[Dataset items]

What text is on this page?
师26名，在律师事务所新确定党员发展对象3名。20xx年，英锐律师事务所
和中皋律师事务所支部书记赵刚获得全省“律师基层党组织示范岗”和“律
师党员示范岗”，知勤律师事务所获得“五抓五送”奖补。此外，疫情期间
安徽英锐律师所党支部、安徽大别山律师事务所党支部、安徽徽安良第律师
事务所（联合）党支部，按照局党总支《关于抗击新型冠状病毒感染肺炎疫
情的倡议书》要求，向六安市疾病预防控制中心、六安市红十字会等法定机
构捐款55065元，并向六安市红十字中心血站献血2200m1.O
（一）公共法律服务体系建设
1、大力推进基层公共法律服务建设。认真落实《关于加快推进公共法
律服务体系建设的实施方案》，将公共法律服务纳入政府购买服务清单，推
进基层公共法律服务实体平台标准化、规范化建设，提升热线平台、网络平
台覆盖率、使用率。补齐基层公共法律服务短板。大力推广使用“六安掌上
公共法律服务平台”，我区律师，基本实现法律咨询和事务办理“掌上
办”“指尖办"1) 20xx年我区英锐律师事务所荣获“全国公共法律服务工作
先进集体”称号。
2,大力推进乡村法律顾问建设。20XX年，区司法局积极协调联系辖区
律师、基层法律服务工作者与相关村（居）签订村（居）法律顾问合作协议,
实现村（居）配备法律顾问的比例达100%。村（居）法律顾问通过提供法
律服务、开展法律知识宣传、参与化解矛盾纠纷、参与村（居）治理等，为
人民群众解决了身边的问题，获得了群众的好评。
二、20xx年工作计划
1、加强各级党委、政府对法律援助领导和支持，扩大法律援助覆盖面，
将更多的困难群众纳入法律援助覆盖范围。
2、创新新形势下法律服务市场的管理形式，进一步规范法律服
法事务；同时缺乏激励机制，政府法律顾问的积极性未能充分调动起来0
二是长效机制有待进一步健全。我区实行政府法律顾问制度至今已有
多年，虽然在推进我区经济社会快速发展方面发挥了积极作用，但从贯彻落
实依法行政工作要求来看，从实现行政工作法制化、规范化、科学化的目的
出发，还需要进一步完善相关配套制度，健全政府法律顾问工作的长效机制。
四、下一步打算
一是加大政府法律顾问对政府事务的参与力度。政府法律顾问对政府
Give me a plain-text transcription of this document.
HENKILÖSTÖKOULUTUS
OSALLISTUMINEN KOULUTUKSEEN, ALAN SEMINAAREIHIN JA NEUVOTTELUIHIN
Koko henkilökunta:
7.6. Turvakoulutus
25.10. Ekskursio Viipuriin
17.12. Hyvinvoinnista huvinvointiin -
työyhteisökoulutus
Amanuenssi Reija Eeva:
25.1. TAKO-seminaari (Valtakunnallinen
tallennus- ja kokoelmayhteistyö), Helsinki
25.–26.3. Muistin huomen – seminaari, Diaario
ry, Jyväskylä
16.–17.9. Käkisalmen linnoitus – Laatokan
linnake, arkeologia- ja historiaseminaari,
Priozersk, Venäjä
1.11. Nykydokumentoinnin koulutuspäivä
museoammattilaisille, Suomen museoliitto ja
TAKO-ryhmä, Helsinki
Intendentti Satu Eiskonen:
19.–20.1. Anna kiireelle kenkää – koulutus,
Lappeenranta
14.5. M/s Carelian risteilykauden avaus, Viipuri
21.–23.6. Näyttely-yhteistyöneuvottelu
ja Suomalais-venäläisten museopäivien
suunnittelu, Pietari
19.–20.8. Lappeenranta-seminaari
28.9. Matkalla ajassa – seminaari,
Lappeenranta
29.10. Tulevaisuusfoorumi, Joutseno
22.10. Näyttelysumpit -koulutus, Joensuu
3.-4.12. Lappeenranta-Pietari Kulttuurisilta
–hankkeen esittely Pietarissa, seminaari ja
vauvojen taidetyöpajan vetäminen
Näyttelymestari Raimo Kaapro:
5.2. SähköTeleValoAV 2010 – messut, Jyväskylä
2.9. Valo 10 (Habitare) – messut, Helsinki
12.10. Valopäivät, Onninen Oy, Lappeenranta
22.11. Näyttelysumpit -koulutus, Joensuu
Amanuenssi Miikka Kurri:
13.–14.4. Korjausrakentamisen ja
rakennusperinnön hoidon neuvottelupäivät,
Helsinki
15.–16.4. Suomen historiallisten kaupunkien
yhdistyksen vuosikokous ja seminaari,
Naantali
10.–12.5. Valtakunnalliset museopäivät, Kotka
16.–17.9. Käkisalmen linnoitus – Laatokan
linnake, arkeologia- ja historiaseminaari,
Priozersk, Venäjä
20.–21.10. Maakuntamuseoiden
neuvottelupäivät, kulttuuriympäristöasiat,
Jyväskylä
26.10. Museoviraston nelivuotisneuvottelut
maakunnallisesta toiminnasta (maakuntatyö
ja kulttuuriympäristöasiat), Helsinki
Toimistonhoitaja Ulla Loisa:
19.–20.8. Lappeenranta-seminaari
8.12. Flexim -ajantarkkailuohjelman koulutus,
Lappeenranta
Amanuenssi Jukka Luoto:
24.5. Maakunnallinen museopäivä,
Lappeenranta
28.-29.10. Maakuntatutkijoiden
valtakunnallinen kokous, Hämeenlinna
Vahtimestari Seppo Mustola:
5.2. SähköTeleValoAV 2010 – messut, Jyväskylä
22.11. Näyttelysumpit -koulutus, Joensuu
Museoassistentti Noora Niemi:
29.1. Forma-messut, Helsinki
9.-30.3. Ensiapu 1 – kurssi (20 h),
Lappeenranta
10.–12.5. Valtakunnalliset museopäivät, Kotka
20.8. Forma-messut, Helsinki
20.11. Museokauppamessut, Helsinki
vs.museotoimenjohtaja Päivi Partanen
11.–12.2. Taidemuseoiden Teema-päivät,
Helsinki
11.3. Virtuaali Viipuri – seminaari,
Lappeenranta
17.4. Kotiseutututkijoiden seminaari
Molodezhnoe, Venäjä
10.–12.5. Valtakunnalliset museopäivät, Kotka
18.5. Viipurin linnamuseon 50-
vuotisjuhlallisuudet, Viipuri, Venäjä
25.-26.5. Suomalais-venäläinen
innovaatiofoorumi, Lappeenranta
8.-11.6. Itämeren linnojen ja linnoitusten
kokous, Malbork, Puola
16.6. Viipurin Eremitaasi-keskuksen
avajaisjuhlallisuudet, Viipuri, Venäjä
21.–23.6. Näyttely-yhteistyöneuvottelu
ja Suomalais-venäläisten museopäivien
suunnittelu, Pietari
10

Exercise brief -
Extract all of the data above without altering anything.

Answer to this problem -
What text is on this page?
师26名，在律师事务所新确定党员发展对象3名。20xx年，英锐律师事务所
和中皋律师事务所支部书记赵刚获得全省“律师基层党组织示范岗”和“律
师党员示范岗”，知勤律师事务所获得“五抓五送”奖补。此外，疫情期间
安徽英锐律师所党支部、安徽大别山律师事务所党支部、安徽徽安良第律师
事务所（联合）党支部，按照局党总支《关于抗击新型冠状病毒感染肺炎疫
情的倡议书》要求，向六安市疾病预防控制中心、六安市红十字会等法定机
构捐款55065元，并向六安市红十字中心血站献血2200m1.O
（一）公共法律服务体系建设
1、大力推进基层公共法律服务建设。认真落实《关于加快推进公共法
律服务体系建设的实施方案》，将公共法律服务纳入政府购买服务清单，推
进基层公共法律服务实体平台标准化、规范化建设，提升热线平台、网络平
台覆盖率、使用率。补齐基层公共法律服务短板。大力推广使用“六安掌上
公共法律服务平台”，我区律师，基本实现法律咨询和事务办理“掌上
办”“指尖办"1) 20xx年我区英锐律师事务所荣获“全国公共法律服务工作
先进集体”称号。
2,大力推进乡村法律顾问建设。20XX年，区司法局积极协调联系辖区
律师、基层法律服务工作者与相关村（居）签订村（居）法律顾问合作协议,
实现村（居）配备法律顾问的比例达100%。村（居）法律顾问通过提供法
律服务、开展法律知识宣传、参与化解矛盾纠纷、参与村（居）治理等，为
人民群众解决了身边的问题，获得了群众的好评。
二、20xx年工作计划
1、加强各级党委、政府对法律援助领导和支持，扩大法律援助覆盖面，
将更多的困难群众纳入法律援助覆盖范围。
2、创新新形势下法律服务市场的管理形式，进一步规范法律服
法事务；同时缺乏激励机制，政府法律顾问的积极性未能充分调动起来0
二是长效机制有待进一步健全。我区实行政府法律顾问制度至今已有
多年，虽然在推进我区经济社会快速发展方面发挥了积极作用，但从贯彻落
实依法行政工作要求来看，从实现行政工作法制化、规范化、科学化的目的
出发，还需要进一步完善相关配套制度，健全政府法律顾问工作的长效机制。
四、下一步打算
一是加大政府法律顾问对政府事务的参与力度。政府法律顾问对政府
Give me a plain-text transcription of this document.
HENKILÖSTÖKOULUTUS
OSALLISTUMINEN KOULUTUKSEEN, ALAN SEMINAAREIHIN JA NEUVOTTELUIHIN
Koko henkilökunta:
7.6. Turvakoulutus
25.10. Ekskursio Viipuriin
17.12. Hyvinvoinnista huvinvointiin -
työyhteisökoulutus
Amanuenssi Reija Eeva:
25.1. TAKO-seminaari (Valtakunnallinen
tallennus- ja kokoelmayhteistyö), Helsinki
25.–26.3. Muistin huomen – seminaari, Diaario
ry, Jyväskylä
16.–17.9. Käkisalmen linnoitus – Laatokan
linnake, arkeologia- ja historiaseminaari,
Priozersk, Venäjä
1.11. Nykydokumentoinnin koulutuspäivä
museoammattilaisille, Suomen museoliitto ja
TAKO-ryhmä, Helsinki
Intendentti Satu Eiskonen:
19.–20.1. Anna kiireelle kenkää – koulutus,
Lappeenranta
14.5. M/s Carelian risteilykauden avaus, Viipuri
21.–23.6. Näyttely-yhteistyöneuvottelu
ja Suomalais-venäläisten museopäivien
suunnittelu, Pietari
19.–20.8. Lappeenranta-seminaari
28.9. Matkalla ajassa – seminaari,
Lappeenranta
29.10. Tulevaisuusfoorumi, Joutseno
22.10. Näyttelysumpit -koulutus, Joensuu
3.-4.12. Lappeenranta-Pietari Kulttuurisilta
–hankkeen esittely Pietarissa, seminaari ja
vauvojen taidetyöpajan vetäminen
Näyttelymestari Raimo Kaapro:
5.2. SähköTeleValoAV 2010 – messut, Jyväskylä
2.9. Valo 10 (Habitare) – messut, Helsinki
12.10. Valopäivät, Onninen Oy, Lappeenranta
22.11. Näyttelysumpit -koulutus, Joensuu
Amanuenssi Miikka Kurri:
13.–14.4. Korjausrakentamisen ja
rakennusperinnön hoidon neuvottelupäivät,
Helsinki
15.–16.4. Suomen historiallisten kaupunkien
yhdistyksen vuosikokous ja seminaari,
Naantali
10.–12.5. Valtakunnalliset museopäivät, Kotka
16.–17.9. Käkisalmen linnoitus – Laatokan
linnake, arkeologia- ja historiaseminaari,
Priozersk, Venäjä
20.–21.10. Maakuntamuseoiden
neuvottelupäivät, kulttuuriympäristöasiat,
Jyväskylä
26.10. Museoviraston nelivuotisneuvottelut
maakunnallisesta toiminnasta (maakuntatyö
ja kulttuuriympäristöasiat), Helsinki
Toimistonhoitaja Ulla Loisa:
19.–20.8. Lappeenranta-seminaari
8.12. Flexim -ajantarkkailuohjelman koulutus,
Lappeenranta
Amanuenssi Jukka Luoto:
24.5. Maakunnallinen museopäivä,
Lappeenranta
28.-29.10. Maakuntatutkijoiden
valtakunnallinen kokous, Hämeenlinna
Vahtimestari Seppo Mustola:
5.2. SähköTeleValoAV 2010 – messut, Jyväskylä
22.11. Näyttelysumpit -koulutus, Joensuu
Museoassistentti Noora Niemi:
29.1. Forma-messut, Helsinki
9.-30.3. Ensiapu 1 – kurssi (20 h),
Lappeenranta
10.–12.5. Valtakunnalliset museopäivät, Kotka
20.8. Forma-messut, Helsinki
20.11. Museokauppamessut, Helsinki
vs.museotoimenjohtaja Päivi Partanen
11.–12.2. Taidemuseoiden Teema-päivät,
Helsinki
11.3. Virtuaali Viipuri – seminaari,
Lappeenranta
17.4. Kotiseutututkijoiden seminaari
Molodezhnoe, Venäjä
10.–12.5. Valtakunnalliset museopäivät, Kotka
18.5. Viipurin linnamuseon 50-
vuotisjuhlallisuudet, Viipuri, Venäjä
25.-26.5. Suomalais-venäläinen
innovaatiofoorumi, Lappeenranta
8.-11.6. Itämeren linnojen ja linnoitusten
kokous, Malbork, Puola
16.6. Viipurin Eremitaasi-keskuksen
avajaisjuhlallisuudet, Viipuri, Venäjä
21.–23.6. Näyttely-yhteistyöneuvottelu
ja Suomalais-venäläisten museopäivien
suunnittelu, Pietari
10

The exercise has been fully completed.